Look through the material below for "Channels". Copy every line that contains it.

___ INPUT ROWS

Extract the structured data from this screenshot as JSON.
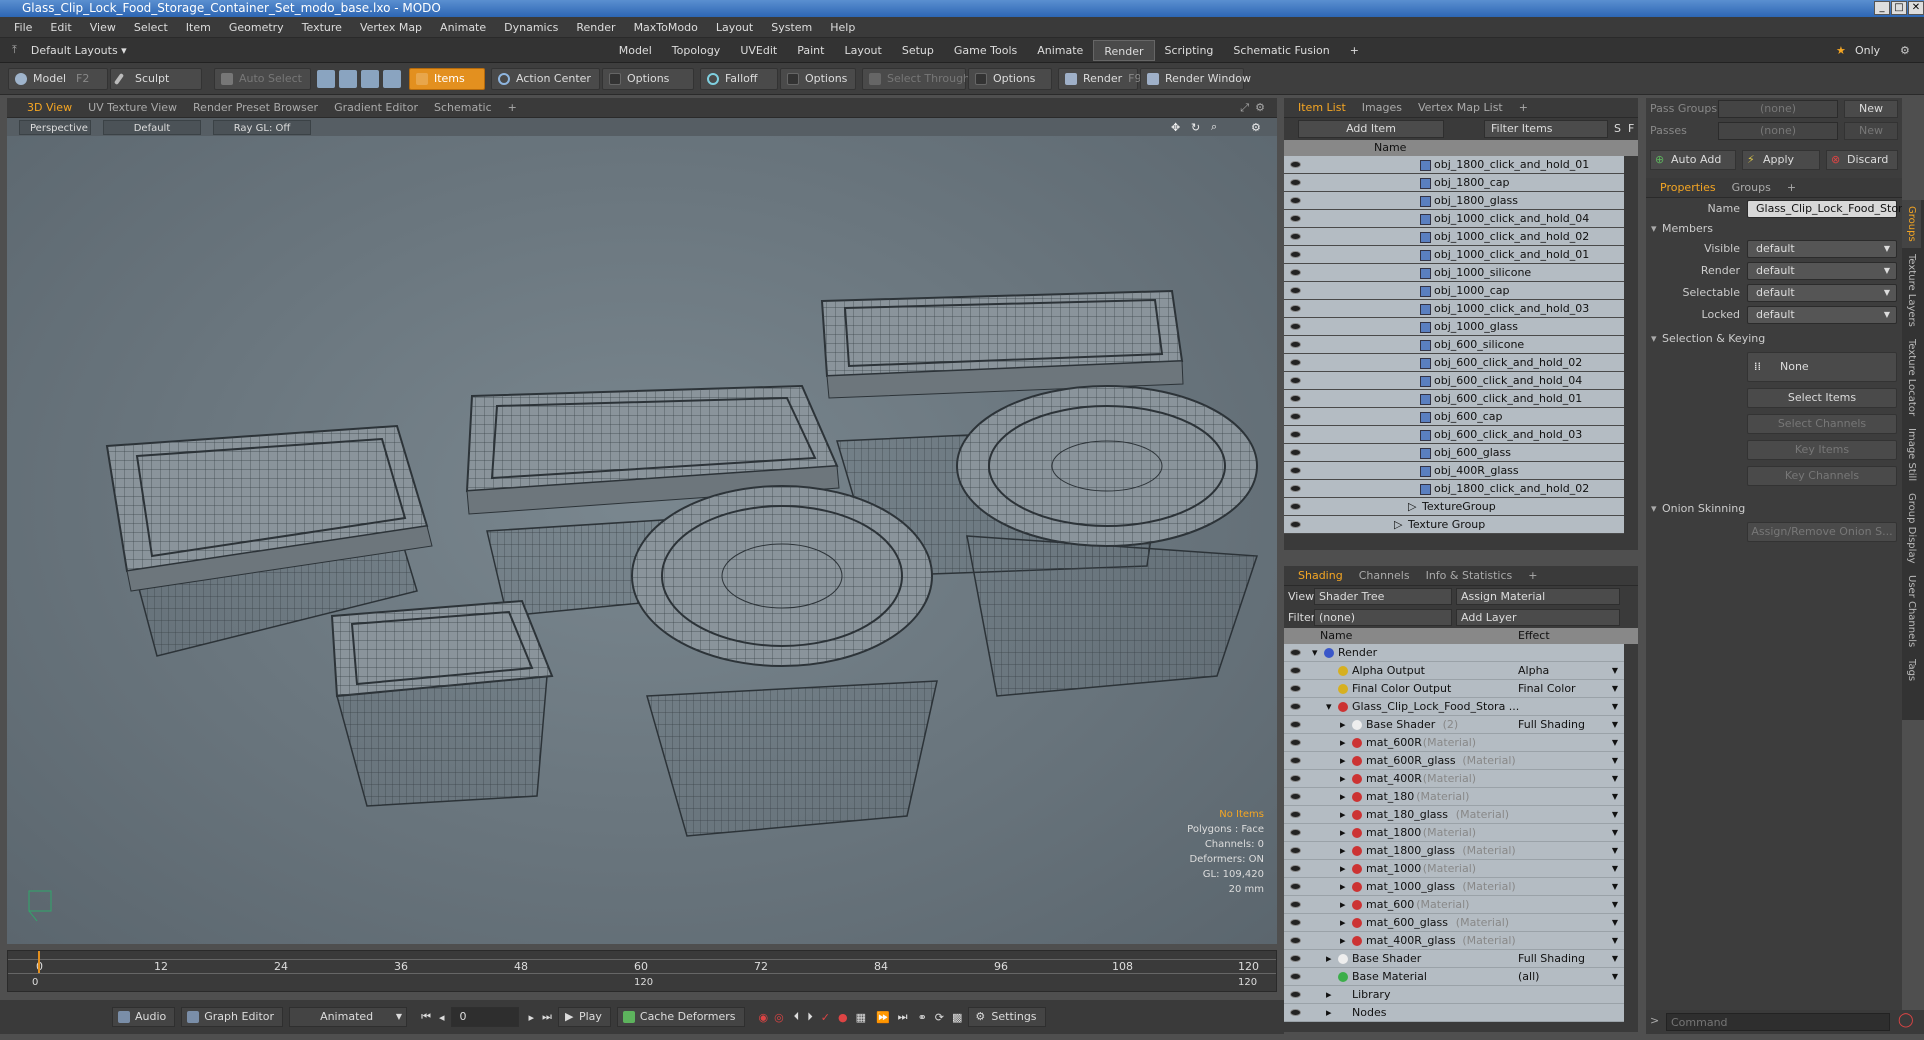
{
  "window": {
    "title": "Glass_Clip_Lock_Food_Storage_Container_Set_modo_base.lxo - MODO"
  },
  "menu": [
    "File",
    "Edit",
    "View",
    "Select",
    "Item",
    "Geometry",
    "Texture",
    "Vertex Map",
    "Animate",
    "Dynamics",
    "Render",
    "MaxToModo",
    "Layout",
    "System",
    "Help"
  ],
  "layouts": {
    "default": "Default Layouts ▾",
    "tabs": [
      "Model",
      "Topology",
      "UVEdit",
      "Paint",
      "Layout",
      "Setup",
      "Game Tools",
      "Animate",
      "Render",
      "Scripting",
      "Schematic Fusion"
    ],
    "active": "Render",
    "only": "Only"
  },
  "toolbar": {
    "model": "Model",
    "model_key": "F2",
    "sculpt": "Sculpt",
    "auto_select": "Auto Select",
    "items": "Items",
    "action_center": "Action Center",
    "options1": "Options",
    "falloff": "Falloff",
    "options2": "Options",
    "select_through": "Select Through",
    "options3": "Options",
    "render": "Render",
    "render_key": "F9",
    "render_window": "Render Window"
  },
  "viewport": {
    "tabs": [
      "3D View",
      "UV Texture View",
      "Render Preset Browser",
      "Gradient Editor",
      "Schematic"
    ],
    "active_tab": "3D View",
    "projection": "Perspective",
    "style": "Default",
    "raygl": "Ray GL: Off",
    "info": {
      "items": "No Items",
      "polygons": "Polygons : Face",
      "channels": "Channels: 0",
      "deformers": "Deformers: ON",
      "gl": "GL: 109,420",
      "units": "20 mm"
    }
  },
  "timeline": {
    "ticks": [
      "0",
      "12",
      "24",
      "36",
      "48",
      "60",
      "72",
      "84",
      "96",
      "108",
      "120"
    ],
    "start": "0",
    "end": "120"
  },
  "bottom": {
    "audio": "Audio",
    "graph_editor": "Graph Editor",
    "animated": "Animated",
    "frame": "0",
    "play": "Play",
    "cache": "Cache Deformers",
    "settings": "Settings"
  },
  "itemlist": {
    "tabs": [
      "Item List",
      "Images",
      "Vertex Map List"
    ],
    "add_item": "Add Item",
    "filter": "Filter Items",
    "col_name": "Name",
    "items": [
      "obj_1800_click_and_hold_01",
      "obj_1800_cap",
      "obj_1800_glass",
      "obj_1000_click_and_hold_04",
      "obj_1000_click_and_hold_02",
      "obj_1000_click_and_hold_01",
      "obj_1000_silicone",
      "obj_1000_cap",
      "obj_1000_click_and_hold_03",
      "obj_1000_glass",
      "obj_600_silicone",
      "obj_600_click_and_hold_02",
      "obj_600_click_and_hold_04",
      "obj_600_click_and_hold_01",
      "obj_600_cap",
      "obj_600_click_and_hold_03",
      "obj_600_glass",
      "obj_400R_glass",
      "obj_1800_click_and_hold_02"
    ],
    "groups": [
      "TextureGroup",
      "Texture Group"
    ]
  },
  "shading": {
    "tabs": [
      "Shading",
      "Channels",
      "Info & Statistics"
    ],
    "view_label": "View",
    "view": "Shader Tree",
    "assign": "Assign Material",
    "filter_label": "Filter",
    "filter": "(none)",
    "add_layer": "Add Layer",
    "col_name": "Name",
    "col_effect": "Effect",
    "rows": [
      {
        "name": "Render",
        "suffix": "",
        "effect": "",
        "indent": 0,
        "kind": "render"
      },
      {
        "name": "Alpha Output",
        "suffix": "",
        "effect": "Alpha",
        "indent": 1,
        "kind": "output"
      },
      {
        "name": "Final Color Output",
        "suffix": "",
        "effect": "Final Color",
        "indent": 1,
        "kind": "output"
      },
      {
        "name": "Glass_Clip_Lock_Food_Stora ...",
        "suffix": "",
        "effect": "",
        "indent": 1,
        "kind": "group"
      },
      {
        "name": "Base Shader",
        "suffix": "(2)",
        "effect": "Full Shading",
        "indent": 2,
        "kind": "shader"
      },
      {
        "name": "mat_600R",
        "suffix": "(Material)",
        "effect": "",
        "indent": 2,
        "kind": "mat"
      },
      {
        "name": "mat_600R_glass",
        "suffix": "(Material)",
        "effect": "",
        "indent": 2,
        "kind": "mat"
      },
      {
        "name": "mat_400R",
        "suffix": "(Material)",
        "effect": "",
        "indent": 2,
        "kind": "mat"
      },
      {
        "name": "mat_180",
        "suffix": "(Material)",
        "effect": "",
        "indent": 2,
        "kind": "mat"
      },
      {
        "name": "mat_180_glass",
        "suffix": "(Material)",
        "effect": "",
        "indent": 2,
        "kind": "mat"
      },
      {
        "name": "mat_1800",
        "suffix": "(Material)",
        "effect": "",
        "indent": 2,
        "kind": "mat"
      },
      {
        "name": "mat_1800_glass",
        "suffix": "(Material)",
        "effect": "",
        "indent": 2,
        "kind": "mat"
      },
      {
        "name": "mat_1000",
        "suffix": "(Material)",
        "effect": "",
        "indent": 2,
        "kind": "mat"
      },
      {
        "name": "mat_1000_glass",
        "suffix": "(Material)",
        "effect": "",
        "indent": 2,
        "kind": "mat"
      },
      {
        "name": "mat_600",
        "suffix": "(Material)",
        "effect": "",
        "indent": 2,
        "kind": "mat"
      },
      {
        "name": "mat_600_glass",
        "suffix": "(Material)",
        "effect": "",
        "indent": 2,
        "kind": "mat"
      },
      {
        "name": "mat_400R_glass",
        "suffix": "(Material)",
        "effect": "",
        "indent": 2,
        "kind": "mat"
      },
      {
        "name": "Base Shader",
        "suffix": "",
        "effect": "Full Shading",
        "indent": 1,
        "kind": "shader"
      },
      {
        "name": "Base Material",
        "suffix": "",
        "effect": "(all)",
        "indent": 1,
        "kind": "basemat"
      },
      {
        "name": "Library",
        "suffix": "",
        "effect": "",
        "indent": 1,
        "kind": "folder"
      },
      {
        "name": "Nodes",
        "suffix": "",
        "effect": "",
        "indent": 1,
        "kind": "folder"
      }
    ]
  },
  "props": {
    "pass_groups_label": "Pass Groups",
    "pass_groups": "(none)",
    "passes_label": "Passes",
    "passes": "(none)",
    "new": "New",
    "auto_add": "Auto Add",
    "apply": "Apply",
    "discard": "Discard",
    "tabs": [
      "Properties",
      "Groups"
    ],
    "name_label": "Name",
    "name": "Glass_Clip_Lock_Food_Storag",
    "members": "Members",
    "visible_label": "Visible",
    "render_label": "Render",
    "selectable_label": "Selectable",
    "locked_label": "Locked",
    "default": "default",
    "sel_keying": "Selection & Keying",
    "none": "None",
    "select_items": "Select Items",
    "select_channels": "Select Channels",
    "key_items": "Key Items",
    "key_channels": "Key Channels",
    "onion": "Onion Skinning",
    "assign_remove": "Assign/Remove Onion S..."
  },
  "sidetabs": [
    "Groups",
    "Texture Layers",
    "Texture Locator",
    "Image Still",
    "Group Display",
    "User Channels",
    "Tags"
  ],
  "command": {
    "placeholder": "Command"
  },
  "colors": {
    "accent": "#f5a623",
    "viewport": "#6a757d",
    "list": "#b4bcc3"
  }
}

______

[TASK SOLUTION]
      "channels": "Channels: 0",
      "Channels",
    "select_channels": "Select Channels",
    "key_channels": "Key Channels",
    "User Channels",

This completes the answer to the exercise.